__Given data__:
┄┄┄┄┄┄┄┄┄┄

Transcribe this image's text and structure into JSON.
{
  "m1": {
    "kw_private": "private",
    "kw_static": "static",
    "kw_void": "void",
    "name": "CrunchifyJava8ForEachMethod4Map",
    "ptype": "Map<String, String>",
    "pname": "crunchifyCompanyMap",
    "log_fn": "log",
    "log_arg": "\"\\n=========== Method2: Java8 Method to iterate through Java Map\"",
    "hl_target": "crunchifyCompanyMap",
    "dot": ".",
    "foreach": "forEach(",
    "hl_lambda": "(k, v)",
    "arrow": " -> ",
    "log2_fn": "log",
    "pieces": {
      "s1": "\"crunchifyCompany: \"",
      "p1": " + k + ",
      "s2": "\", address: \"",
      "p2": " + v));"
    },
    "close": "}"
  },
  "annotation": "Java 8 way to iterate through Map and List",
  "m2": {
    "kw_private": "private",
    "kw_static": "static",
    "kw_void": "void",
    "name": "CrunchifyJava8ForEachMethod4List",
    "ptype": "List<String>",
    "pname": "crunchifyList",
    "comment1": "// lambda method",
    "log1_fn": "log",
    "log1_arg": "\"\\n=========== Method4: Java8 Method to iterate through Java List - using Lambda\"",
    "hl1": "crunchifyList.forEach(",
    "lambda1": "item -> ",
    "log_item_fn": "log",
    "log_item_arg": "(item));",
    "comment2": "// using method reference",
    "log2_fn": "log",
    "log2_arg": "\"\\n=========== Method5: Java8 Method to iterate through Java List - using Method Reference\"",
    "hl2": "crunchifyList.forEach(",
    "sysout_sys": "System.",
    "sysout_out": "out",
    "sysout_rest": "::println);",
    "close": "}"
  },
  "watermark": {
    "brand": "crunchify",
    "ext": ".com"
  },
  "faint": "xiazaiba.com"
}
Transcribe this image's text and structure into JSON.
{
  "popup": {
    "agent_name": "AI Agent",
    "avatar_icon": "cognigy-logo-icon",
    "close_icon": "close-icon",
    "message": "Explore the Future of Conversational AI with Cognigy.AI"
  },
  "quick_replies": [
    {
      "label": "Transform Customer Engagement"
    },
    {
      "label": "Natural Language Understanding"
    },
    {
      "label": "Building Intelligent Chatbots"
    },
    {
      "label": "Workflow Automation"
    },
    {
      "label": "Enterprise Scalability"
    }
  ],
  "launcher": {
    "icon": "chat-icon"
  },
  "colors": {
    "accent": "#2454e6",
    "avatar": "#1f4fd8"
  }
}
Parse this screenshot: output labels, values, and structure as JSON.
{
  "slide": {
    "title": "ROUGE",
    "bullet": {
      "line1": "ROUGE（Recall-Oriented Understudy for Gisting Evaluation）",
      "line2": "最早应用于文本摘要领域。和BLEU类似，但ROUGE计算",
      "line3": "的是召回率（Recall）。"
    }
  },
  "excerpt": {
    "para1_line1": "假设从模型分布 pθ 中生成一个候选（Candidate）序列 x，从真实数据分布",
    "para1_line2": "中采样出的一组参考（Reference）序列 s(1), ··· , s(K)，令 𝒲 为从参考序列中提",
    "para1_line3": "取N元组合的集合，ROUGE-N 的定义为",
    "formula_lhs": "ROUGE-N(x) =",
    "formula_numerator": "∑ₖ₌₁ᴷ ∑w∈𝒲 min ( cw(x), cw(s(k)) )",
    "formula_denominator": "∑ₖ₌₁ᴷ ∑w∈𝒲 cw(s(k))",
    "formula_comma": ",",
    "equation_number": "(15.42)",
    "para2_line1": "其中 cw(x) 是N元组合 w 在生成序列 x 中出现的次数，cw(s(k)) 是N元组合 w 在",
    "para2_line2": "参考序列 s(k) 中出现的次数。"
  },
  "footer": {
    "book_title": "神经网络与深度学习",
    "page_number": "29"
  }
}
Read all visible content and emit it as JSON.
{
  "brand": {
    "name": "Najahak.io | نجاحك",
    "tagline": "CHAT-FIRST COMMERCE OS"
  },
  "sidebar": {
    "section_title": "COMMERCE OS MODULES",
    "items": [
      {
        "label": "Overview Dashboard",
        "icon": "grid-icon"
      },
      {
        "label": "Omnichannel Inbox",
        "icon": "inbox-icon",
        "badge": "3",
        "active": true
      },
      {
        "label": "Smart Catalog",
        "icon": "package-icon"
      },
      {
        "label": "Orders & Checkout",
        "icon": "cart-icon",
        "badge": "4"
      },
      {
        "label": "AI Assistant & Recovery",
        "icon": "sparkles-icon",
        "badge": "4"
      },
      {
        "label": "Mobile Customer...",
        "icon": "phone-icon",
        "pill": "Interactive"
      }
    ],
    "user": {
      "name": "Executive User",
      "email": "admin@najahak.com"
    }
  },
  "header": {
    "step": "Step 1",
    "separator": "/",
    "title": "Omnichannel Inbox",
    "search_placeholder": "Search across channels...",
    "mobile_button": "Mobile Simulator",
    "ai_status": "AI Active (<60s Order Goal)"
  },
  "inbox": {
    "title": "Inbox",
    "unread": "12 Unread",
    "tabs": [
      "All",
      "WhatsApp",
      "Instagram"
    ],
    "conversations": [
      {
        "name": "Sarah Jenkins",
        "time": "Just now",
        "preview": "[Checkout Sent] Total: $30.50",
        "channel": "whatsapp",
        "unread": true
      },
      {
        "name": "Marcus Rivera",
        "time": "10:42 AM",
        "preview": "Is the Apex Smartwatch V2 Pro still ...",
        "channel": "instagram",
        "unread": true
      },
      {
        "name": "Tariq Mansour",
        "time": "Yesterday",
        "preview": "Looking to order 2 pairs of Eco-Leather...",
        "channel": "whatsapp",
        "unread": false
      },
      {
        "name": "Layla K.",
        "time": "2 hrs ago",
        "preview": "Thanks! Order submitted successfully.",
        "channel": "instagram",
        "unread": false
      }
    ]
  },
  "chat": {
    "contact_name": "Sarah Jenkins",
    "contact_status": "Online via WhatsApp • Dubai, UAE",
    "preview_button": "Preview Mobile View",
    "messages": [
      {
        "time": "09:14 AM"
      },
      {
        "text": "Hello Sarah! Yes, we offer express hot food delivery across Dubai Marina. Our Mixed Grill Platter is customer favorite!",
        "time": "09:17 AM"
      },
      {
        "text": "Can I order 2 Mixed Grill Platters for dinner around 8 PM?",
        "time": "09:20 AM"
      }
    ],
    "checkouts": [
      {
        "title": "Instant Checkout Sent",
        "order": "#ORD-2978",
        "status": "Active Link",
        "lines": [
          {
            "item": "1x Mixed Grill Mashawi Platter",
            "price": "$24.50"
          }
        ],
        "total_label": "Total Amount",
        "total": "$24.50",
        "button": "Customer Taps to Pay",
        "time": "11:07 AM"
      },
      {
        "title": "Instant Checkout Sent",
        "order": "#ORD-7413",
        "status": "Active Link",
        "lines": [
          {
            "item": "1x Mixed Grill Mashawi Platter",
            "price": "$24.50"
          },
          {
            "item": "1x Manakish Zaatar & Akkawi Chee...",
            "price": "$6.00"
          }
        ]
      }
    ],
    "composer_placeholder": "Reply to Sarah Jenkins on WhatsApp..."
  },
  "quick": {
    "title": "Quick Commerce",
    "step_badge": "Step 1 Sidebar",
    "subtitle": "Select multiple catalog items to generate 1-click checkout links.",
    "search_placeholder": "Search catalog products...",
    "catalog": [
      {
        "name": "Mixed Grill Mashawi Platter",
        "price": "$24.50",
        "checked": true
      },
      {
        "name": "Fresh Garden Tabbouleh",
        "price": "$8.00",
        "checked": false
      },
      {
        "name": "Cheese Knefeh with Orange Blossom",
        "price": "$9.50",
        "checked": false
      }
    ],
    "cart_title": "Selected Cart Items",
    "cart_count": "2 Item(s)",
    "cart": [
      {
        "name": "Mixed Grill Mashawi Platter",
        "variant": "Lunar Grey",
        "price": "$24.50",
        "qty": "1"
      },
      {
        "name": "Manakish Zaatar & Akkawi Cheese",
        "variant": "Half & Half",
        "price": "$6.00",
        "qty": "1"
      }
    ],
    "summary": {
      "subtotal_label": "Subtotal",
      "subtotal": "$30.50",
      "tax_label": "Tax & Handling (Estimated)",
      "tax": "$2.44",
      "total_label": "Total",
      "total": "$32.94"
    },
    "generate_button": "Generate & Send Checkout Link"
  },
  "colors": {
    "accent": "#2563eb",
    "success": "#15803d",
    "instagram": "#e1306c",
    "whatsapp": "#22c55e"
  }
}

┄┄┄┄┄┄┄┄┄┄

__Task objective__: Above are the records; copy every line in them that holds the word "using".

__Expected answer__:
    "log1_arg": "\"\\n=========== Method4: Java8 Method to iterate through Java List - using Lambda\"",
    "comment2": "// using method reference",
    "log2_arg": "\"\\n=========== Method5: Java8 Method to iterate through Java List - using Method Reference\"",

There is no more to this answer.